WRITTEN TASK: Copy every line in the records below that contains the word "Tribunal".

DATA EXTRACT:
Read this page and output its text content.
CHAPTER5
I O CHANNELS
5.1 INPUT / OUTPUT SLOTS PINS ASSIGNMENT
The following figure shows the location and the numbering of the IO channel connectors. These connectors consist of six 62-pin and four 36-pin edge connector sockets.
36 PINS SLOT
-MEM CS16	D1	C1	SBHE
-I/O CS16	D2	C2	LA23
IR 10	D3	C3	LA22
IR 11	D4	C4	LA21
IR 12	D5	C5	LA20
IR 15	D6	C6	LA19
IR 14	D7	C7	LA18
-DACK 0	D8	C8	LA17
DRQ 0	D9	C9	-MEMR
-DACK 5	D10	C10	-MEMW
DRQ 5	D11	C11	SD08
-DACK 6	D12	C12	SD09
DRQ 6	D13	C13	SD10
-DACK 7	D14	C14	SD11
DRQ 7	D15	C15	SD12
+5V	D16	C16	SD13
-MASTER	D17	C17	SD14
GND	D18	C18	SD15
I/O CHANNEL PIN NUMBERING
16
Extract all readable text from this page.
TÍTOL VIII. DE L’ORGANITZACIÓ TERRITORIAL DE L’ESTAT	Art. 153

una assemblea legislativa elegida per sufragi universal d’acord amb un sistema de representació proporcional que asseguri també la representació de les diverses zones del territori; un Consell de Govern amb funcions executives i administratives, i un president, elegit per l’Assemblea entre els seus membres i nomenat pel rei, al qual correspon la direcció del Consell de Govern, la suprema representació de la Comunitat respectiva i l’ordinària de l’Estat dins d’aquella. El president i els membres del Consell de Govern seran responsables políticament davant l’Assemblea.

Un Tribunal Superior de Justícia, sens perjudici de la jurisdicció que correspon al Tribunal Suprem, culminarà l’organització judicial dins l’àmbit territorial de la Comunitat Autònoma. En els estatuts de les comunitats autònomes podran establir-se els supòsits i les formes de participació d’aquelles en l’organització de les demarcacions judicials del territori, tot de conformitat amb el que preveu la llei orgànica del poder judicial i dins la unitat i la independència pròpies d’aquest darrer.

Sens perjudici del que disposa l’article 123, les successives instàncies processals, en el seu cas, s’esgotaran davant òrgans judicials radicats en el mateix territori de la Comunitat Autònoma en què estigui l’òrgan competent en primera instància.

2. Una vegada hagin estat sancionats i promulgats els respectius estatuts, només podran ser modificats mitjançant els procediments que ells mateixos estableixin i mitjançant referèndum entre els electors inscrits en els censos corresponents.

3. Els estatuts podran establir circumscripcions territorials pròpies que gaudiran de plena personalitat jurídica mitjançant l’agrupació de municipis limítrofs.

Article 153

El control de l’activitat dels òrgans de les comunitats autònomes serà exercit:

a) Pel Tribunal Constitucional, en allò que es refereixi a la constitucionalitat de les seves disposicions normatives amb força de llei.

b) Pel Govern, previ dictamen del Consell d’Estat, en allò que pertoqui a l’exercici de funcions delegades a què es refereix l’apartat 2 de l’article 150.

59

COMPLETE OUTPUT:
Un Tribunal Superior de Justícia, sens perjudici de la jurisdicció que correspon al Tribunal Suprem, culminarà l’organització judicial dins l’àmbit territorial de la Comunitat Autònoma. En els estatuts de les comunitats autònomes podran establir-se els supòsits i les formes de participació d’aquelles en l’organització de les demarcacions judicials del territori, tot de conformitat amb el que preveu la llei orgànica del poder judicial i dins la unitat i la independència pròpies d’aquest darrer.
a) Pel Tribunal Constitucional, en allò que es refereixi a la constitucionalitat de les seves disposicions normatives amb força de llei.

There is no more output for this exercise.